**Task prompt**
Without the pictures, give the entries below again exactly as written.

**Extracted entries**
^^^^^^^^^^^^^^^^
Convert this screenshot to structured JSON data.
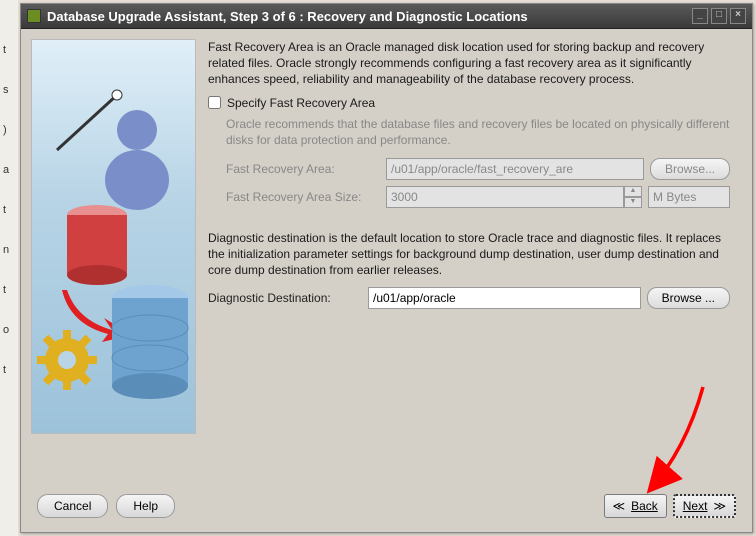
{
  "window": {
    "title": "Database Upgrade Assistant, Step 3 of 6 : Recovery and Diagnostic Locations",
    "min": "_",
    "max": "□",
    "close": "×"
  },
  "intro": "Fast Recovery Area is an Oracle managed disk location used for storing backup and recovery related files.  Oracle strongly recommends configuring a fast recovery area as it significantly enhances speed, reliability and manageability of the database recovery process.",
  "specify_label": "Specify Fast Recovery Area",
  "recommend": "Oracle recommends that the database files and recovery files be located on physically different disks for data protection and performance.",
  "fra": {
    "path_label": "Fast Recovery Area:",
    "path_value": "/u01/app/oracle/fast_recovery_are",
    "browse": "Browse...",
    "size_label": "Fast Recovery Area Size:",
    "size_value": "3000",
    "unit": "M Bytes"
  },
  "diag": {
    "intro": "Diagnostic destination is the default location to store Oracle trace and diagnostic files.  It replaces the initialization parameter settings for background dump destination, user dump destination and core dump destination from earlier releases.",
    "label": "Diagnostic Destination:",
    "value": "/u01/app/oracle",
    "browse": "Browse ..."
  },
  "footer": {
    "cancel": "Cancel",
    "help": "Help",
    "back": "Back",
    "next": "Next"
  }
}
^^^^^^^^^^^^^^^^
**Answer to the task**
Convert this screenshot to structured JSON data.
{
  "window": {
    "title": "Database Upgrade Assistant, Step 3 of 6 : Recovery and Diagnostic Locations",
    "min": "_",
    "max": "□",
    "close": "×"
  },
  "intro": "Fast Recovery Area is an Oracle managed disk location used for storing backup and recovery related files.  Oracle strongly recommends configuring a fast recovery area as it significantly enhances speed, reliability and manageability of the database recovery process.",
  "specify_label": "Specify Fast Recovery Area",
  "recommend": "Oracle recommends that the database files and recovery files be located on physically different disks for data protection and performance.",
  "fra": {
    "path_label": "Fast Recovery Area:",
    "path_value": "/u01/app/oracle/fast_recovery_are",
    "browse": "Browse...",
    "size_label": "Fast Recovery Area Size:",
    "size_value": "3000",
    "unit": "M Bytes"
  },
  "diag": {
    "intro": "Diagnostic destination is the default location to store Oracle trace and diagnostic files.  It replaces the initialization parameter settings for background dump destination, user dump destination and core dump destination from earlier releases.",
    "label": "Diagnostic Destination:",
    "value": "/u01/app/oracle",
    "browse": "Browse ..."
  },
  "footer": {
    "cancel": "Cancel",
    "help": "Help",
    "back": "Back",
    "next": "Next"
  }
}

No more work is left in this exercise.